— start AVAILABLE RECORDS —
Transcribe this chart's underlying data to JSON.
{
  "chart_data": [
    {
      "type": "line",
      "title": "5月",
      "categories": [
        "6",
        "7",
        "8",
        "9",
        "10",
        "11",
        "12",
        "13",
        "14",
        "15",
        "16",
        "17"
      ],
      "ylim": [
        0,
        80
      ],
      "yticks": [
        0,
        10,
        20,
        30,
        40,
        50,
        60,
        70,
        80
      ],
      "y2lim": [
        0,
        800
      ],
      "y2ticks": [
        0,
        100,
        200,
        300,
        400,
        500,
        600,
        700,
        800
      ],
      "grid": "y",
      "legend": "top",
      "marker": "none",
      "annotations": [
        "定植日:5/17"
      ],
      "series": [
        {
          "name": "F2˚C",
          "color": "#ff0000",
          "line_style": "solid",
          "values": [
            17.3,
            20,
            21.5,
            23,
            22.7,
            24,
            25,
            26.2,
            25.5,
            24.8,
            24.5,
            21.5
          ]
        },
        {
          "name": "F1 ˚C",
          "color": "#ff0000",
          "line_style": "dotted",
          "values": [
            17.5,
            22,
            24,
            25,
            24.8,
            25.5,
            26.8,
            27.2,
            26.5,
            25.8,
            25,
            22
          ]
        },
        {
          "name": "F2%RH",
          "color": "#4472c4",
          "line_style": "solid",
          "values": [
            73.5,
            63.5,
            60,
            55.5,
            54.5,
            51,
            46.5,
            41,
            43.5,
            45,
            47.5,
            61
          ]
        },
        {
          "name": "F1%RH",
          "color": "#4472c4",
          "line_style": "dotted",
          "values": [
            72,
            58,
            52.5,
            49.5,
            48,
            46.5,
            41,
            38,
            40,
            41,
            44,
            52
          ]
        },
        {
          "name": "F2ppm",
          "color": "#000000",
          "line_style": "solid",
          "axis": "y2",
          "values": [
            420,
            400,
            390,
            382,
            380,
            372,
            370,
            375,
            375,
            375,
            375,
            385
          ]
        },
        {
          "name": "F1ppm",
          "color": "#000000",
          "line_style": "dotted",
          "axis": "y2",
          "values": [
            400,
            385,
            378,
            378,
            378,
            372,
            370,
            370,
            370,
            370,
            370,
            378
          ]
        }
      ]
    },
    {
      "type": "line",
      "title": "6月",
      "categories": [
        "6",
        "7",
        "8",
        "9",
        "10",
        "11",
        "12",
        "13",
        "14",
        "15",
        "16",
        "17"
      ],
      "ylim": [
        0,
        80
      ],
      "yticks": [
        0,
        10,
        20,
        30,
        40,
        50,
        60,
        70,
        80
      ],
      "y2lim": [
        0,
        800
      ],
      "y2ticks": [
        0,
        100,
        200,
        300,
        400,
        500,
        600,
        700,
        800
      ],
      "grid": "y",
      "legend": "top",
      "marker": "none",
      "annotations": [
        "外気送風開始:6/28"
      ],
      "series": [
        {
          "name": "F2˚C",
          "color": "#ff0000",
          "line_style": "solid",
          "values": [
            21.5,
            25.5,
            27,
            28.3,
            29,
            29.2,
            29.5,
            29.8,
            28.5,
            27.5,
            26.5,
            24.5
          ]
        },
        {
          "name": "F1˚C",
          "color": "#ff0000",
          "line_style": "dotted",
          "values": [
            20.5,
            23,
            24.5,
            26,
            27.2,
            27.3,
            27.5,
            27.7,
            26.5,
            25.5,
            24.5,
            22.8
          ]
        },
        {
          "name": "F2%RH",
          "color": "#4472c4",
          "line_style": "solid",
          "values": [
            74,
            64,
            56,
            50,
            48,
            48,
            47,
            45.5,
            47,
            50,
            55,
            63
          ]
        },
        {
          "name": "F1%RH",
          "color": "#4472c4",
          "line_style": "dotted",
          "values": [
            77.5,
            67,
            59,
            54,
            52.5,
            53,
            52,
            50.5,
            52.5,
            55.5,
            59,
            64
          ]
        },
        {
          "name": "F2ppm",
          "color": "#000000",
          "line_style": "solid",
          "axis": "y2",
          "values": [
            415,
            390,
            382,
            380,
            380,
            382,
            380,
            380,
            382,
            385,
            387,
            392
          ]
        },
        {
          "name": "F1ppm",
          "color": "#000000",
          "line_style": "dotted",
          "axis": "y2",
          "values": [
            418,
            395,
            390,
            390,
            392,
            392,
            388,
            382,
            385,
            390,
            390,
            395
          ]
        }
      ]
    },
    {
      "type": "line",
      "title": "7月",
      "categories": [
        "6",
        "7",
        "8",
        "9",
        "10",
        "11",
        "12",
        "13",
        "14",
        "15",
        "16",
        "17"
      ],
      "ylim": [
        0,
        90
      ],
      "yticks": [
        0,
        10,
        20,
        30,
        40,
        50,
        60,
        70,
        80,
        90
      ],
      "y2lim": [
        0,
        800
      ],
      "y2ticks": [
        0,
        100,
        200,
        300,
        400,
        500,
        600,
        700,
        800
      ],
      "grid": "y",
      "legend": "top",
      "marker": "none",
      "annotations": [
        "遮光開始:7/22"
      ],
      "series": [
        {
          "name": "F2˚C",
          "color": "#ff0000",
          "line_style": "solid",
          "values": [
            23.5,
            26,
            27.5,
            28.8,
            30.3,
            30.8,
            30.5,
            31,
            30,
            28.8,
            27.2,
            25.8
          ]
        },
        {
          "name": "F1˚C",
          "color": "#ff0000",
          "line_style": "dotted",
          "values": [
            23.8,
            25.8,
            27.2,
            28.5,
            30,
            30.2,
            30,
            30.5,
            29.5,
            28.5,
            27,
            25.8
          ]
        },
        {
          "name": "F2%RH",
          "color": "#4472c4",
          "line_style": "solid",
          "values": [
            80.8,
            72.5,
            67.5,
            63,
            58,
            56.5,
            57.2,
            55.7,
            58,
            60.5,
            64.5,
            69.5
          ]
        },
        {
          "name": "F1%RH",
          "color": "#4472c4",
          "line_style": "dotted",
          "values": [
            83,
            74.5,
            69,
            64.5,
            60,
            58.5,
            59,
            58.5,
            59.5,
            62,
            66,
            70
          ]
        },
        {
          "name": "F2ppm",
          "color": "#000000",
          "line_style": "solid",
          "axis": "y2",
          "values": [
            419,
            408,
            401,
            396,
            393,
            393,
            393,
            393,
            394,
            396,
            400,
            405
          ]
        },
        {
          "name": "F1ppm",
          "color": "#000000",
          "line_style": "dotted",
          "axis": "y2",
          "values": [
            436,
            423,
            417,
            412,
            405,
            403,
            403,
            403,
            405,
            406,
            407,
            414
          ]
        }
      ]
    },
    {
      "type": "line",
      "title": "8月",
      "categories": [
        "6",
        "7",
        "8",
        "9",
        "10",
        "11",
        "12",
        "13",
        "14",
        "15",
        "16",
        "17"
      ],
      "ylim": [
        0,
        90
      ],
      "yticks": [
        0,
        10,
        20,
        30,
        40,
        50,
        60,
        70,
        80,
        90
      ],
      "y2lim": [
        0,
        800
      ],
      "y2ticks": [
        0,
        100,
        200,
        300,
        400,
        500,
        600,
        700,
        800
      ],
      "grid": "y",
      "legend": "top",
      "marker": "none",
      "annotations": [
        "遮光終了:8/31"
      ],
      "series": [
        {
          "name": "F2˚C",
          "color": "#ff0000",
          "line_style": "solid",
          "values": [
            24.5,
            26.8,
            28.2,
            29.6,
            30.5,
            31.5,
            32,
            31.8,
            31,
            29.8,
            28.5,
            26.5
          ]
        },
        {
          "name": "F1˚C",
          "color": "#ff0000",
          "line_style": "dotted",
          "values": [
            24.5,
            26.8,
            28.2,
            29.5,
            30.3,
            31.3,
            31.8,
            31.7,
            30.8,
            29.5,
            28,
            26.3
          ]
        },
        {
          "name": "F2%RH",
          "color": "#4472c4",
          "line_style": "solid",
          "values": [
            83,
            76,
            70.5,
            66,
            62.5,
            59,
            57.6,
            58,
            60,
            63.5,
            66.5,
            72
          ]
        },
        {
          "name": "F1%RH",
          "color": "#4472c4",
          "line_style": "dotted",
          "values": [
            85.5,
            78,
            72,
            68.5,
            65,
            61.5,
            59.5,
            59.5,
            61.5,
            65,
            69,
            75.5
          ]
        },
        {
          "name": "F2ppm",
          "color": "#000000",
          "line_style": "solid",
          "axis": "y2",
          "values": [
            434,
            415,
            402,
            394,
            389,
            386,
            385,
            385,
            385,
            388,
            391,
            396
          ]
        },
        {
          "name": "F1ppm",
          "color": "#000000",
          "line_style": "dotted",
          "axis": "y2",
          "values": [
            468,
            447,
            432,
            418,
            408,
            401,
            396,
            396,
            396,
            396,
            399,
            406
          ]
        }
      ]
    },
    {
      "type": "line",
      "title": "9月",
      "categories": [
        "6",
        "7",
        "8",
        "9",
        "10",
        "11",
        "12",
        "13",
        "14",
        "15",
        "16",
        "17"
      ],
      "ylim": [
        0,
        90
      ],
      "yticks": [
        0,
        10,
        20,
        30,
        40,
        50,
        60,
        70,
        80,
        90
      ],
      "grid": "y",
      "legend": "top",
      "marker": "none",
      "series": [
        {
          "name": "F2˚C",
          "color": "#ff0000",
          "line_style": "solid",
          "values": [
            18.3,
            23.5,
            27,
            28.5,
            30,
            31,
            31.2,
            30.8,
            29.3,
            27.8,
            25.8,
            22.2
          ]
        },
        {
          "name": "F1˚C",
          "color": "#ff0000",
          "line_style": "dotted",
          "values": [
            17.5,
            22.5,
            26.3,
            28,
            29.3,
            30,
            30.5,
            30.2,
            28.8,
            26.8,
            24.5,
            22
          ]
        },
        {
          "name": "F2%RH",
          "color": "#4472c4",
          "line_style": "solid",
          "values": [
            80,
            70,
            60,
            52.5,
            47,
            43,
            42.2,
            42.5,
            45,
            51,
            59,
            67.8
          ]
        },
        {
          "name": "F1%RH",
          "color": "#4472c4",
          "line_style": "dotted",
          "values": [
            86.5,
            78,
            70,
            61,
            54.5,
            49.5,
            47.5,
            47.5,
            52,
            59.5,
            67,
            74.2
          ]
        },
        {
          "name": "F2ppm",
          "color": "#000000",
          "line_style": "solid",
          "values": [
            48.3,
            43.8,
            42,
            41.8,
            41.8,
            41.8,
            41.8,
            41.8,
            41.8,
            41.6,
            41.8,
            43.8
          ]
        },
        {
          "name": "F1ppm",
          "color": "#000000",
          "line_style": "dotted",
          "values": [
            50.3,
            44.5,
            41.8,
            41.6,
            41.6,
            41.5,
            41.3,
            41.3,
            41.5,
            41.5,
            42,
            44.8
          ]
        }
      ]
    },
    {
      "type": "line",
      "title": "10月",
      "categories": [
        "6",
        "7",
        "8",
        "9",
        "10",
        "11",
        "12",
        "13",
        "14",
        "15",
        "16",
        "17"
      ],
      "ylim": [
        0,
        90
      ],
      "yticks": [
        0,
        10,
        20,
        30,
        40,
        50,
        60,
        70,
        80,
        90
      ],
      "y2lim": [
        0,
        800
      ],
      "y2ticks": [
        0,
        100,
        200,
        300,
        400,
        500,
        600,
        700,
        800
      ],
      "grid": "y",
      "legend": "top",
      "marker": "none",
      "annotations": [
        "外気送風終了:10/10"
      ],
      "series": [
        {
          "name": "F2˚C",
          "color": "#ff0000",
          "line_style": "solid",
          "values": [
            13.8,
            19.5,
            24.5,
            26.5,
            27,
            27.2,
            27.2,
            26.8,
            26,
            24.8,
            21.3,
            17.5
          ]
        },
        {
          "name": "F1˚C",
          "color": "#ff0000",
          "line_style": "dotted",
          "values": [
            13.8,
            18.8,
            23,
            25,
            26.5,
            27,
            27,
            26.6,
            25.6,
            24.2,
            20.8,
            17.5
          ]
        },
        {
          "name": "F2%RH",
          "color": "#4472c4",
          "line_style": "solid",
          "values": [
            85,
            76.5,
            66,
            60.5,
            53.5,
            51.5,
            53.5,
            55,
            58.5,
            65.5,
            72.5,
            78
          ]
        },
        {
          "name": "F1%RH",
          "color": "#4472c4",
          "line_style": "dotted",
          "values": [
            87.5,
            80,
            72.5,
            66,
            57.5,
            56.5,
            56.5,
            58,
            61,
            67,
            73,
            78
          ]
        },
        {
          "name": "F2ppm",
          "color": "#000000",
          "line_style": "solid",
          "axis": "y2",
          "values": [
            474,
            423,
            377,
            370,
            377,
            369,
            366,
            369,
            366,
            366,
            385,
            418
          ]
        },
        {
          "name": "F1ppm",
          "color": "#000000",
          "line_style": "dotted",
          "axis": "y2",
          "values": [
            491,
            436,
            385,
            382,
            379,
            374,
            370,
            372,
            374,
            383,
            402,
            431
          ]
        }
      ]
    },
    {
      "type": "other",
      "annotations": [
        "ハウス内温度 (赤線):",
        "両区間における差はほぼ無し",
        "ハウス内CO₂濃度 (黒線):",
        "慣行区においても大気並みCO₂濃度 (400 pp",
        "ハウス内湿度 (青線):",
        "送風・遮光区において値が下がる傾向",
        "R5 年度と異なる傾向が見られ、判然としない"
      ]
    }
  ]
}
— end AVAILABLE RECORDS —
_WRITTEN REQUEST_
Copy out each line in the preceding records that contains "title".

_OUTPUT OF THE EXERCISE_
      "title": "5月",
      "title": "6月",
      "title": "7月",
      "title": "8月",
      "title": "9月",
      "title": "10月",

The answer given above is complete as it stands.